● **Data items**
** START **
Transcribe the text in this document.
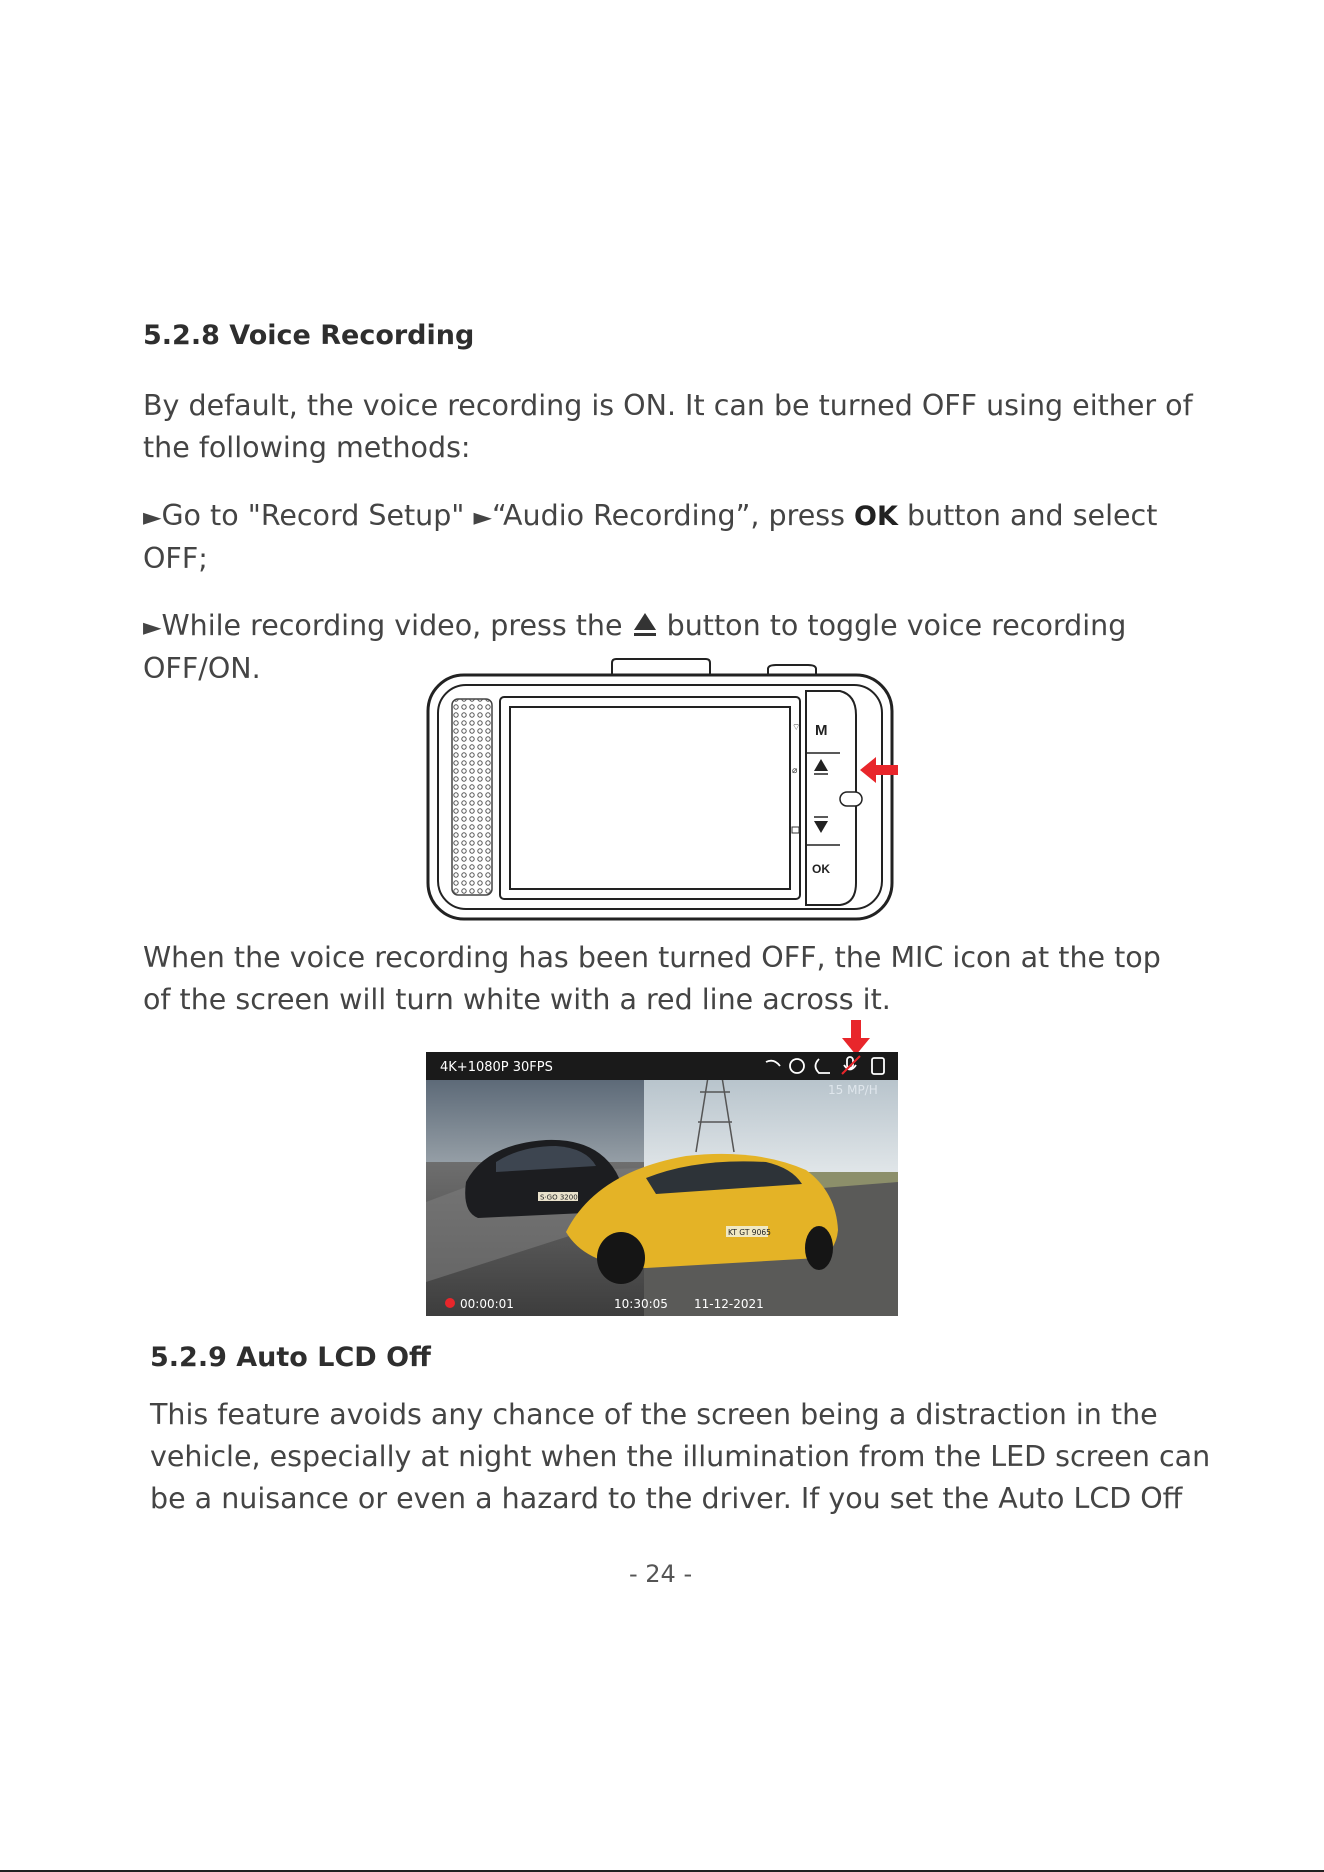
5.2.8 Voice Recording
By default, the voice recording is ON. It can be turned OFF using either of
the following methods:
►Go to "Record Setup" ►“Audio Recording”, press OK button and select
OFF;
►While recording video, press the button to toggle voice recording
OFF/ON.
⌔
⌀
M
OK
When the voice recording has been turned OFF, the MIC icon at the top
of the screen will turn white with a red line across it.
S·GO 3200
KT GT 9065
4K+1080P 30FPS
15 MP/H
00:00:01	10:30:05 11-12-2021
5.2.9 Auto LCD Off
This feature avoids any chance of the screen being a distraction in the
vehicle, especially at night when the illumination from the LED screen can
be a nuisance or even a hazard to the driver. If you set the Auto LCD Off
- 24 -
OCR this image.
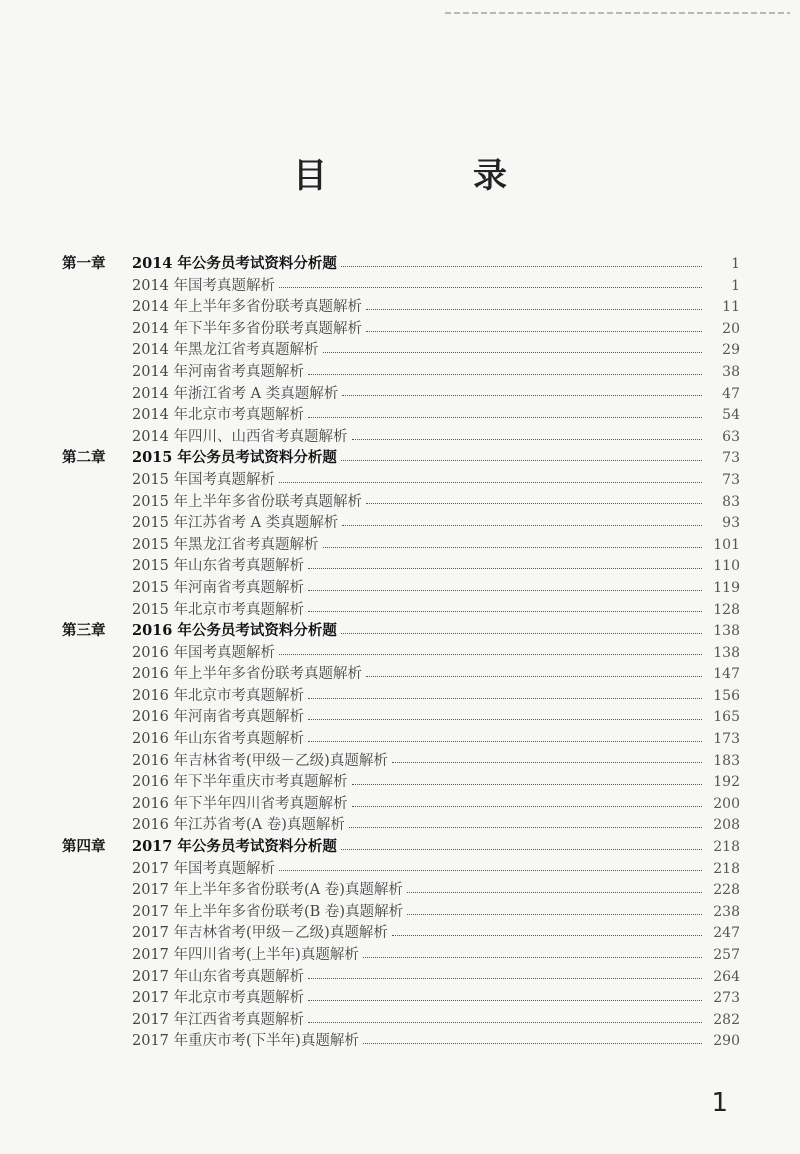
目　录
第一章	2014 年公务员考试资料分析题	1
2014 年国考真题解析	1
2014 年上半年多省份联考真题解析	11
2014 年下半年多省份联考真题解析	20
2014 年黑龙江省考真题解析	29
2014 年河南省考真题解析	38
2014 年浙江省考 A 类真题解析	47
2014 年北京市考真题解析	54
2014 年四川、山西省考真题解析	63
第二章	2015 年公务员考试资料分析题	73
2015 年国考真题解析	73
2015 年上半年多省份联考真题解析	83
2015 年江苏省考 A 类真题解析	93
2015 年黑龙江省考真题解析	101
2015 年山东省考真题解析	110
2015 年河南省考真题解析	119
2015 年北京市考真题解析	128
第三章	2016 年公务员考试资料分析题	138
2016 年国考真题解析	138
2016 年上半年多省份联考真题解析	147
2016 年北京市考真题解析	156
2016 年河南省考真题解析	165
2016 年山东省考真题解析	173
2016 年吉林省考(甲级－乙级)真题解析	183
2016 年下半年重庆市考真题解析	192
2016 年下半年四川省考真题解析	200
2016 年江苏省考(A 卷)真题解析	208
第四章	2017 年公务员考试资料分析题	218
2017 年国考真题解析	218
2017 年上半年多省份联考(A 卷)真题解析	228
2017 年上半年多省份联考(B 卷)真题解析	238
2017 年吉林省考(甲级－乙级)真题解析	247
2017 年四川省考(上半年)真题解析	257
2017 年山东省考真题解析	264
2017 年北京市考真题解析	273
2017 年江西省考真题解析	282
2017 年重庆市考(下半年)真题解析	290
1
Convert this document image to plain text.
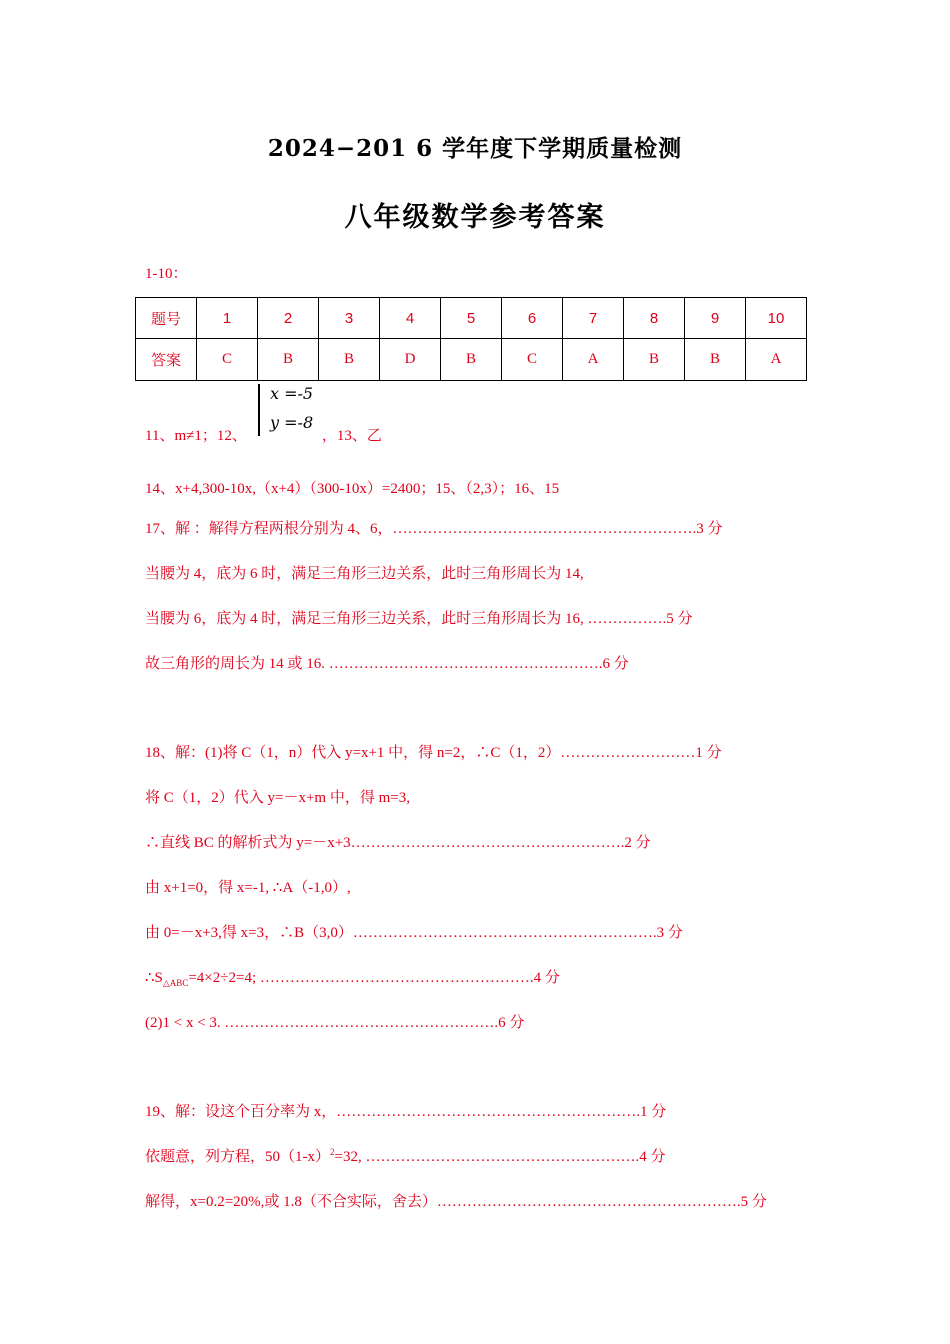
2024−201 6 学年度下学期质量检测
八年级数学参考答案
1-10：
题号	1	2	3	4	5	6	7	8	9	10
答案	C	B	B	D	B	C	A	B	B	A
x =-5
y =-8
11、m≠1；12、	，13、乙
14、x+4,300-10x,（x+4）（300-10x）=2400；15、（2,3）；16、15
17、解 ：解得方程两根分别为 4、6，…………………………………………………….3 分
当腰为 4，底为 6 时，满足三角形三边关系，此时三角形周长为 14,
当腰为 6，底为 4 时，满足三角形三边关系，此时三角形周长为 16, …………….5 分
故三角形的周长为 14 或 16. ……………………………………………….6 分
18、解：(1)将 C（1，n）代入 y=x+1 中，得 n=2，∴C（1，2）………………………1 分
将 C（1，2）代入 y=－x+m 中，得 m=3,
∴直线 BC 的解析式为 y=－x+3……………………………………………….2 分
由 x+1=0，得 x=-1, ∴A（-1,0）,
由 0=－x+3,得 x=3，∴B（3,0）…………………………………………………….3 分
$\therefore S_{\triangle ABC}=4\times 2\div 2=4$; ……………………………………………….4 分
(2)1 < x < 3. ……………………………………………….6 分
19、解：设这个百分率为 x，…………………………………………………….1 分
依题意，列方程，$50(1-x)^2=32$, ……………………………………………….4 分
解得，x=0.2=20%,或 1.8（不合实际，舍去）…………………………………………………….5 分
** END **
● **Brief**
Print exactly the lines from the line with "Convert this document image to plain text." through the end of the data, both ends included, and print no pictures.

● **Reply**
Convert this document image to plain text.
2024−201 6 学年度下学期质量检测
八年级数学参考答案
1-10：
题号	1	2	3	4	5	6	7	8	9	10
答案	C	B	B	D	B	C	A	B	B	A
x =-5
y =-8
11、m≠1；12、	，13、乙
14、x+4,300-10x,（x+4）（300-10x）=2400；15、（2,3）；16、15
17、解 ：解得方程两根分别为 4、6，…………………………………………………….3 分
当腰为 4，底为 6 时，满足三角形三边关系，此时三角形周长为 14,
当腰为 6，底为 4 时，满足三角形三边关系，此时三角形周长为 16, …………….5 分
故三角形的周长为 14 或 16. ……………………………………………….6 分
18、解：(1)将 C（1，n）代入 y=x+1 中，得 n=2，∴C（1，2）………………………1 分
将 C（1，2）代入 y=－x+m 中，得 m=3,
∴直线 BC 的解析式为 y=－x+3……………………………………………….2 分
由 x+1=0，得 x=-1, ∴A（-1,0）,
由 0=－x+3,得 x=3，∴B（3,0）…………………………………………………….3 分
$\therefore S_{\triangle ABC}=4\times 2\div 2=4$; ……………………………………………….4 分
(2)1 < x < 3. ……………………………………………….6 分
19、解：设这个百分率为 x，…………………………………………………….1 分
依题意，列方程，$50(1-x)^2=32$, ……………………………………………….4 分
解得，x=0.2=20%,或 1.8（不合实际，舍去）…………………………………………………….5 分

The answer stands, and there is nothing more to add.